• **TASK GOAL**
Without the pictures, print each of the records below exactly as it appears.

• **RECORDS SHOWN**
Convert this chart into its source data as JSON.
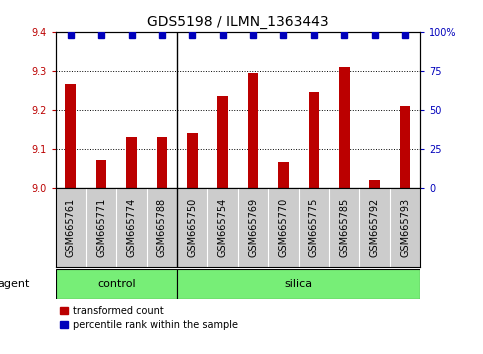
{
  "title": "GDS5198 / ILMN_1363443",
  "samples": [
    "GSM665761",
    "GSM665771",
    "GSM665774",
    "GSM665788",
    "GSM665750",
    "GSM665754",
    "GSM665769",
    "GSM665770",
    "GSM665775",
    "GSM665785",
    "GSM665792",
    "GSM665793"
  ],
  "bar_values": [
    9.265,
    9.07,
    9.13,
    9.13,
    9.14,
    9.235,
    9.295,
    9.065,
    9.245,
    9.31,
    9.02,
    9.21
  ],
  "pct_rank": [
    98,
    98,
    98,
    98,
    98,
    98,
    98,
    98,
    98,
    98,
    98,
    98
  ],
  "bar_color": "#bb0000",
  "percentile_color": "#0000bb",
  "ylim_left": [
    9.0,
    9.4
  ],
  "ylim_right": [
    0,
    100
  ],
  "yticks_left": [
    9.0,
    9.1,
    9.2,
    9.3,
    9.4
  ],
  "yticks_right": [
    0,
    25,
    50,
    75,
    100
  ],
  "ytick_labels_right": [
    "0",
    "25",
    "50",
    "75",
    "100%"
  ],
  "grid_lines": [
    9.1,
    9.2,
    9.3
  ],
  "control_count": 4,
  "silica_count": 8,
  "control_label": "control",
  "silica_label": "silica",
  "agent_label": "agent",
  "legend_bar_label": "transformed count",
  "legend_dot_label": "percentile rank within the sample",
  "green_color": "#77ee77",
  "gray_color": "#cccccc",
  "title_fontsize": 10,
  "tick_fontsize": 7,
  "label_fontsize": 8,
  "bar_width": 0.35
}
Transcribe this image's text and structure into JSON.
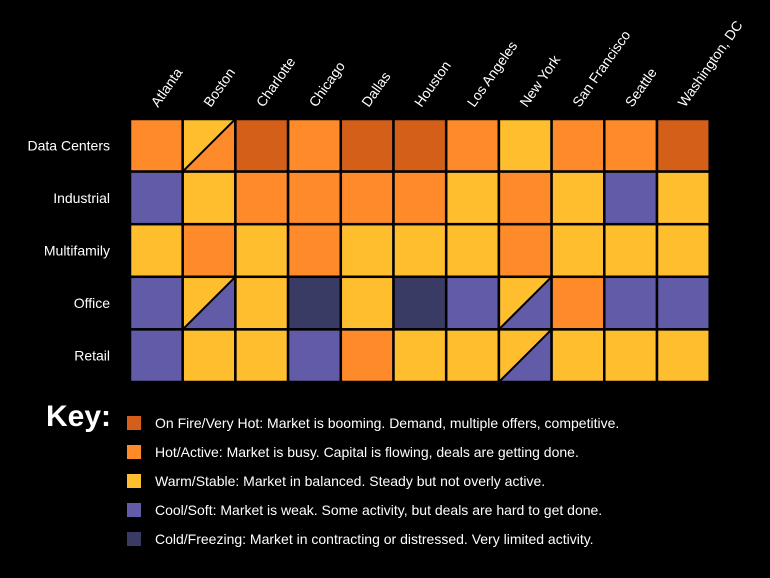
{
  "colors": {
    "on_fire": "#D35F18",
    "hot": "#FE8A2A",
    "warm": "#FFBE2E",
    "cool": "#625CA8",
    "cold": "#393B65"
  },
  "chart_data": {
    "type": "heatmap",
    "title": "",
    "columns": [
      "Atlanta",
      "Boston",
      "Charlotte",
      "Chicago",
      "Dallas",
      "Houston",
      "Los Angeles",
      "New York",
      "San Francisco",
      "Seattle",
      "Washington, DC"
    ],
    "rows": [
      "Data Centers",
      "Industrial",
      "Multifamily",
      "Office",
      "Retail"
    ],
    "cells": [
      [
        [
          "hot"
        ],
        [
          "warm",
          "hot"
        ],
        [
          "on_fire"
        ],
        [
          "hot"
        ],
        [
          "on_fire"
        ],
        [
          "on_fire"
        ],
        [
          "hot"
        ],
        [
          "warm"
        ],
        [
          "hot"
        ],
        [
          "hot"
        ],
        [
          "on_fire"
        ]
      ],
      [
        [
          "cool"
        ],
        [
          "warm"
        ],
        [
          "hot"
        ],
        [
          "hot"
        ],
        [
          "hot"
        ],
        [
          "hot"
        ],
        [
          "warm"
        ],
        [
          "hot"
        ],
        [
          "warm"
        ],
        [
          "cool"
        ],
        [
          "warm"
        ]
      ],
      [
        [
          "warm"
        ],
        [
          "hot"
        ],
        [
          "warm"
        ],
        [
          "hot"
        ],
        [
          "warm"
        ],
        [
          "warm"
        ],
        [
          "warm"
        ],
        [
          "hot"
        ],
        [
          "warm"
        ],
        [
          "warm"
        ],
        [
          "warm"
        ]
      ],
      [
        [
          "cool"
        ],
        [
          "warm",
          "cool"
        ],
        [
          "warm"
        ],
        [
          "cold"
        ],
        [
          "warm"
        ],
        [
          "cold"
        ],
        [
          "cool"
        ],
        [
          "warm",
          "cool"
        ],
        [
          "hot"
        ],
        [
          "cool"
        ],
        [
          "cool"
        ]
      ],
      [
        [
          "cool"
        ],
        [
          "warm"
        ],
        [
          "warm"
        ],
        [
          "cool"
        ],
        [
          "hot"
        ],
        [
          "warm"
        ],
        [
          "warm"
        ],
        [
          "warm",
          "cool"
        ],
        [
          "warm"
        ],
        [
          "warm"
        ],
        [
          "warm"
        ]
      ]
    ],
    "legend": {
      "title": "Key:",
      "items": [
        {
          "key": "on_fire",
          "label": "On Fire/Very Hot: Market is booming. Demand, multiple offers, competitive."
        },
        {
          "key": "hot",
          "label": "Hot/Active: Market is busy. Capital is flowing, deals are getting done."
        },
        {
          "key": "warm",
          "label": "Warm/Stable: Market in balanced. Steady but not overly active."
        },
        {
          "key": "cool",
          "label": "Cool/Soft: Market is weak. Some activity, but deals are hard to get done."
        },
        {
          "key": "cold",
          "label": "Cold/Freezing: Market in contracting or distressed. Very limited activity."
        }
      ]
    }
  }
}
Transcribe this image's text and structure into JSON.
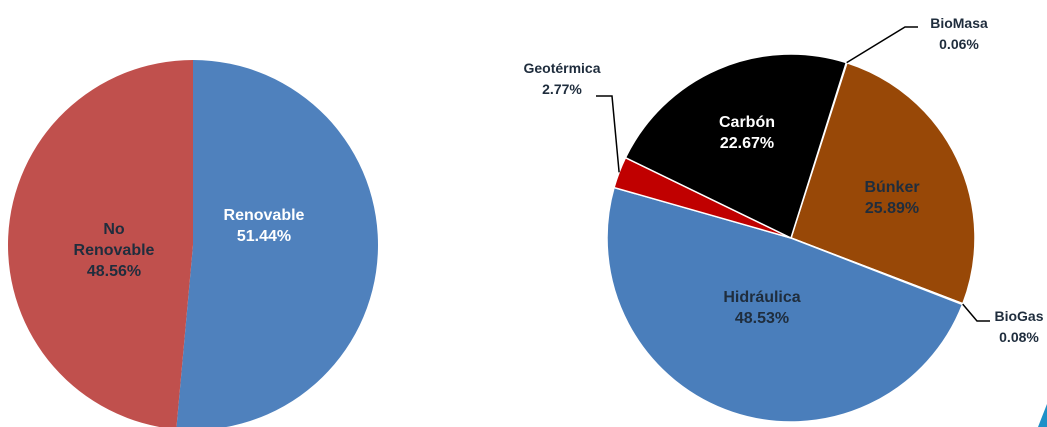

• **EXPECTED ANSWER**
Convert this chart into its source data as JSON.
{
  "title": "GDS5198 / ILMN_1363443",
  "samples": [
    "GSM665761",
    "GSM665771",
    "GSM665774",
    "GSM665788",
    "GSM665750",
    "GSM665754",
    "GSM665769",
    "GSM665770",
    "GSM665775",
    "GSM665785",
    "GSM665792",
    "GSM665793"
  ],
  "bar_values": [
    9.265,
    9.07,
    9.13,
    9.13,
    9.14,
    9.235,
    9.295,
    9.065,
    9.245,
    9.31,
    9.02,
    9.21
  ],
  "pct_rank": [
    98,
    98,
    98,
    98,
    98,
    98,
    98,
    98,
    98,
    98,
    98,
    98
  ],
  "bar_color": "#bb0000",
  "percentile_color": "#0000bb",
  "ylim_left": [
    9.0,
    9.4
  ],
  "ylim_right": [
    0,
    100
  ],
  "yticks_left": [
    9.0,
    9.1,
    9.2,
    9.3,
    9.4
  ],
  "yticks_right": [
    0,
    25,
    50,
    75,
    100
  ],
  "ytick_labels_right": [
    "0",
    "25",
    "50",
    "75",
    "100%"
  ],
  "grid_lines": [
    9.1,
    9.2,
    9.3
  ],
  "control_count": 4,
  "silica_count": 8,
  "control_label": "control",
  "silica_label": "silica",
  "agent_label": "agent",
  "legend_bar_label": "transformed count",
  "legend_dot_label": "percentile rank within the sample",
  "green_color": "#77ee77",
  "gray_color": "#cccccc",
  "title_fontsize": 10,
  "tick_fontsize": 7,
  "label_fontsize": 8,
  "bar_width": 0.35
}
Transcribe this image's text and structure into JSON.
{
  "colors": {
    "on_fire": "#D35F18",
    "hot": "#FE8A2A",
    "warm": "#FFBE2E",
    "cool": "#625CA8",
    "cold": "#393B65"
  },
  "chart_data": {
    "type": "heatmap",
    "title": "",
    "columns": [
      "Atlanta",
      "Boston",
      "Charlotte",
      "Chicago",
      "Dallas",
      "Houston",
      "Los Angeles",
      "New York",
      "San Francisco",
      "Seattle",
      "Washington, DC"
    ],
    "rows": [
      "Data Centers",
      "Industrial",
      "Multifamily",
      "Office",
      "Retail"
    ],
    "cells": [
      [
        [
          "hot"
        ],
        [
          "warm",
          "hot"
        ],
        [
          "on_fire"
        ],
        [
          "hot"
        ],
        [
          "on_fire"
        ],
        [
          "on_fire"
        ],
        [
          "hot"
        ],
        [
          "warm"
        ],
        [
          "hot"
        ],
        [
          "hot"
        ],
        [
          "on_fire"
        ]
      ],
      [
        [
          "cool"
        ],
        [
          "warm"
        ],
        [
          "hot"
        ],
        [
          "hot"
        ],
        [
          "hot"
        ],
        [
          "hot"
        ],
        [
          "warm"
        ],
        [
          "hot"
        ],
        [
          "warm"
        ],
        [
          "cool"
        ],
        [
          "warm"
        ]
      ],
      [
        [
          "warm"
        ],
        [
          "hot"
        ],
        [
          "warm"
        ],
        [
          "hot"
        ],
        [
          "warm"
        ],
        [
          "warm"
        ],
        [
          "warm"
        ],
        [
          "hot"
        ],
        [
          "warm"
        ],
        [
          "warm"
        ],
        [
          "warm"
        ]
      ],
      [
        [
          "cool"
        ],
        [
          "warm",
          "cool"
        ],
        [
          "warm"
        ],
        [
          "cold"
        ],
        [
          "warm"
        ],
        [
          "cold"
        ],
        [
          "cool"
        ],
        [
          "warm",
          "cool"
        ],
        [
          "hot"
        ],
        [
          "cool"
        ],
        [
          "cool"
        ]
      ],
      [
        [
          "cool"
        ],
        [
          "warm"
        ],
        [
          "warm"
        ],
        [
          "cool"
        ],
        [
          "hot"
        ],
        [
          "warm"
        ],
        [
          "warm"
        ],
        [
          "warm",
          "cool"
        ],
        [
          "warm"
        ],
        [
          "warm"
        ],
        [
          "warm"
        ]
      ]
    ],
    "legend": {
      "title": "Key:",
      "items": [
        {
          "key": "on_fire",
          "label": "On Fire/Very Hot: Market is booming. Demand, multiple offers, competitive."
        },
        {
          "key": "hot",
          "label": "Hot/Active: Market is busy. Capital is flowing, deals are getting done."
        },
        {
          "key": "warm",
          "label": "Warm/Stable: Market in balanced. Steady but not overly active."
        },
        {
          "key": "cool",
          "label": "Cool/Soft: Market is weak. Some activity, but deals are hard to get done."
        },
        {
          "key": "cold",
          "label": "Cold/Freezing: Market in contracting or distressed. Very limited activity."
        }
      ]
    }
  }
}
Transcribe this image's text and structure into JSON.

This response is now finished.